> **EXERCISE**
Exactly as written, quote every line that follows, skipping the images.
##### TASK INPUT #####
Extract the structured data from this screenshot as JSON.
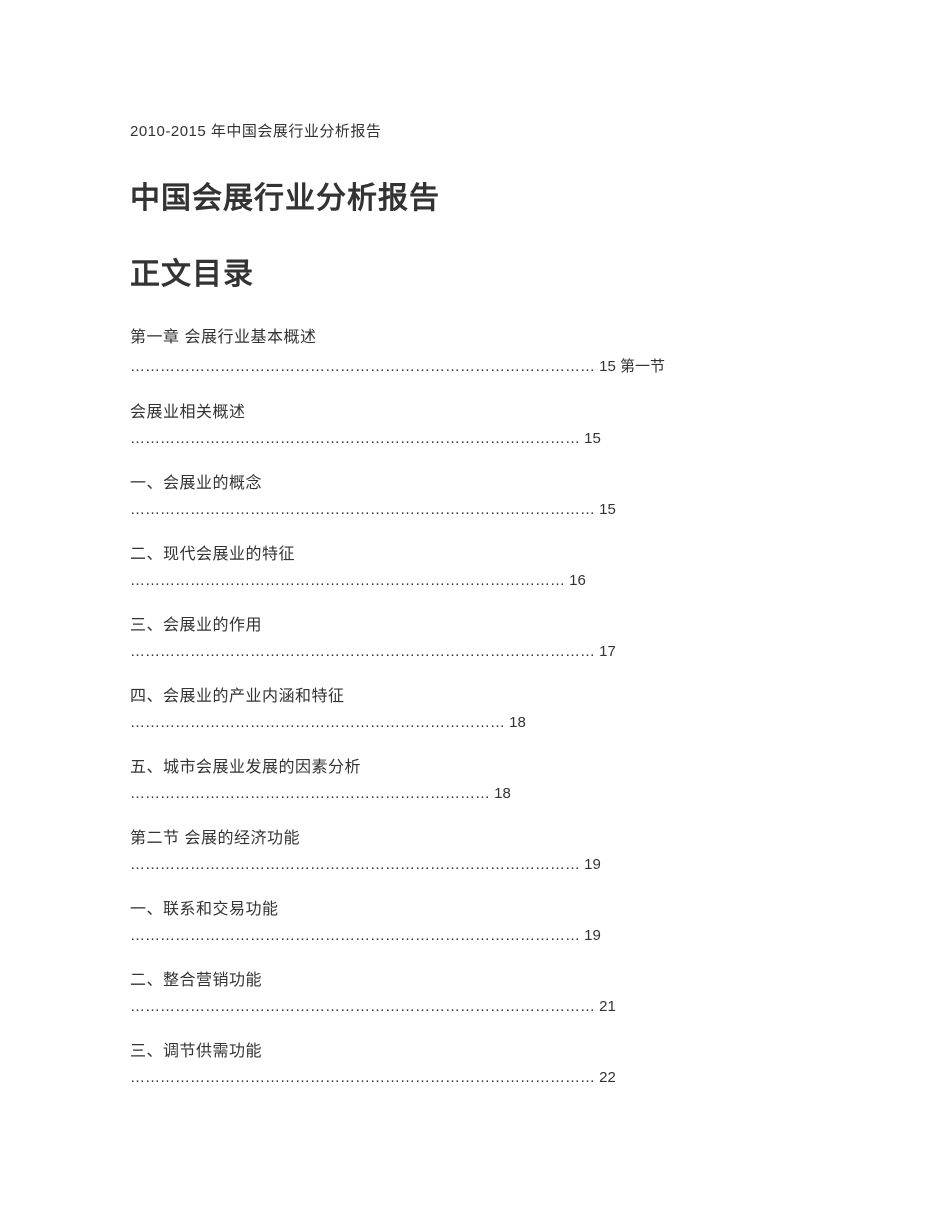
{
  "document": {
    "header_text": "2010-2015 年中国会展行业分析报告",
    "main_title": "中国会展行业分析报告",
    "toc_title": "正文目录",
    "background_color": "#ffffff",
    "text_color": "#333333",
    "header_fontsize": 15,
    "title_fontsize": 30,
    "toc_heading_fontsize": 16,
    "toc_dots_fontsize": 15
  },
  "toc": [
    {
      "heading": "第一章 会展行业基本概述",
      "dots_line": "………………………………………………………………………………… 15  第一节"
    },
    {
      "heading": "会展业相关概述",
      "dots_line": "……………………………………………………………………………… 15"
    },
    {
      "heading": "一、会展业的概念",
      "dots_line": "………………………………………………………………………………… 15"
    },
    {
      "heading": "二、现代会展业的特征",
      "dots_line": "……………………………………………………………………………  16"
    },
    {
      "heading": "三、会展业的作用",
      "dots_line": "…………………………………………………………………………………  17"
    },
    {
      "heading": "四、会展业的产业内涵和特征",
      "dots_line": "…………………………………………………………………  18"
    },
    {
      "heading": "五、城市会展业发展的因素分析",
      "dots_line": "………………………………………………………………  18"
    },
    {
      "heading": "第二节 会展的经济功能",
      "dots_line": "………………………………………………………………………………  19"
    },
    {
      "heading": "一、联系和交易功能",
      "dots_line": "………………………………………………………………………………  19"
    },
    {
      "heading": "二、整合营销功能",
      "dots_line": "…………………………………………………………………………………  21"
    },
    {
      "heading": "三、调节供需功能",
      "dots_line": "…………………………………………………………………………………  22"
    }
  ]
}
#####
> **RESPONSE FOR THIS EXERCISE**
Extract the structured data from this screenshot as JSON.
{
  "document": {
    "header_text": "2010-2015 年中国会展行业分析报告",
    "main_title": "中国会展行业分析报告",
    "toc_title": "正文目录",
    "background_color": "#ffffff",
    "text_color": "#333333",
    "header_fontsize": 15,
    "title_fontsize": 30,
    "toc_heading_fontsize": 16,
    "toc_dots_fontsize": 15
  },
  "toc": [
    {
      "heading": "第一章 会展行业基本概述",
      "dots_line": "………………………………………………………………………………… 15  第一节"
    },
    {
      "heading": "会展业相关概述",
      "dots_line": "……………………………………………………………………………… 15"
    },
    {
      "heading": "一、会展业的概念",
      "dots_line": "………………………………………………………………………………… 15"
    },
    {
      "heading": "二、现代会展业的特征",
      "dots_line": "……………………………………………………………………………  16"
    },
    {
      "heading": "三、会展业的作用",
      "dots_line": "…………………………………………………………………………………  17"
    },
    {
      "heading": "四、会展业的产业内涵和特征",
      "dots_line": "…………………………………………………………………  18"
    },
    {
      "heading": "五、城市会展业发展的因素分析",
      "dots_line": "………………………………………………………………  18"
    },
    {
      "heading": "第二节 会展的经济功能",
      "dots_line": "………………………………………………………………………………  19"
    },
    {
      "heading": "一、联系和交易功能",
      "dots_line": "………………………………………………………………………………  19"
    },
    {
      "heading": "二、整合营销功能",
      "dots_line": "…………………………………………………………………………………  21"
    },
    {
      "heading": "三、调节供需功能",
      "dots_line": "…………………………………………………………………………………  22"
    }
  ]
}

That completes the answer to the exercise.